Every line that holds the string "shall" is to be identified and copied.

## begin Input

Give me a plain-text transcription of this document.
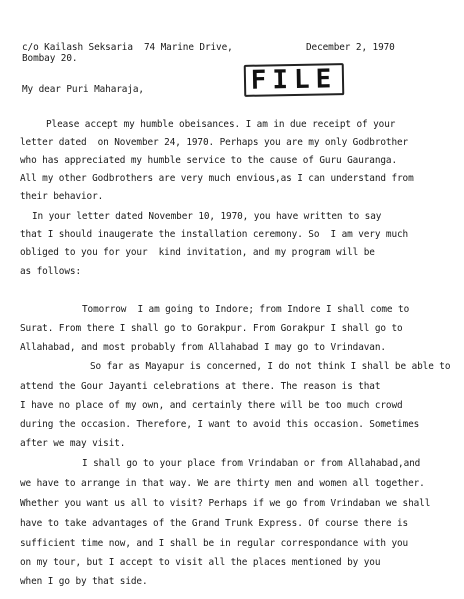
c/o Kailash Seksaria  74 Marine Drive,	December 2, 1970
Bombay 20.
FILE
My dear Puri Maharaja,
Please accept my humble obeisances. I am in due receipt of your
letter dated  on November 24, 1970. Perhaps you are my only Godbrother
who has appreciated my humble service to the cause of Guru Gauranga.
All my other Godbrothers are very much envious,as I can understand from
their behavior.
In your letter dated November 10, 1970, you have written to say
that I should inaugerate the installation ceremony. So  I am very much
obliged to you for your  kind invitation, and my program will be
as follows:
Tomorrow  I am going to Indore; from Indore I shall come to
Surat. From there I shall go to Gorakpur. From Gorakpur I shall go to
Allahabad, and most probably from Allahabad I may go to Vrindavan.
So far as Mayapur is concerned, I do not think I shall be able to
attend the Gour Jayanti celebrations at there. The reason is that
I have no place of my own, and certainly there will be too much crowd
during the occasion. Therefore, I want to avoid this occasion. Sometimes
after we may visit.
I shall go to your place from Vrindaban or from Allahabad,and
we have to arrange in that way. We are thirty men and women all together.
Whether you want us all to visit? Perhaps if we go from Vrindaban we shall
have to take advantages of the Grand Trunk Express. Of course there is
sufficient time now, and I shall be in regular correspondance with you
on my tour, but I accept to visit all the places mentioned by you
when I go by that side.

## end Input

Answer below
Tomorrow  I am going to Indore; from Indore I shall come to
Surat. From there I shall go to Gorakpur. From Gorakpur I shall go to
So far as Mayapur is concerned, I do not think I shall be able to
I shall go to your place from Vrindaban or from Allahabad,and
Whether you want us all to visit? Perhaps if we go from Vrindaban we shall
sufficient time now, and I shall be in regular correspondance with you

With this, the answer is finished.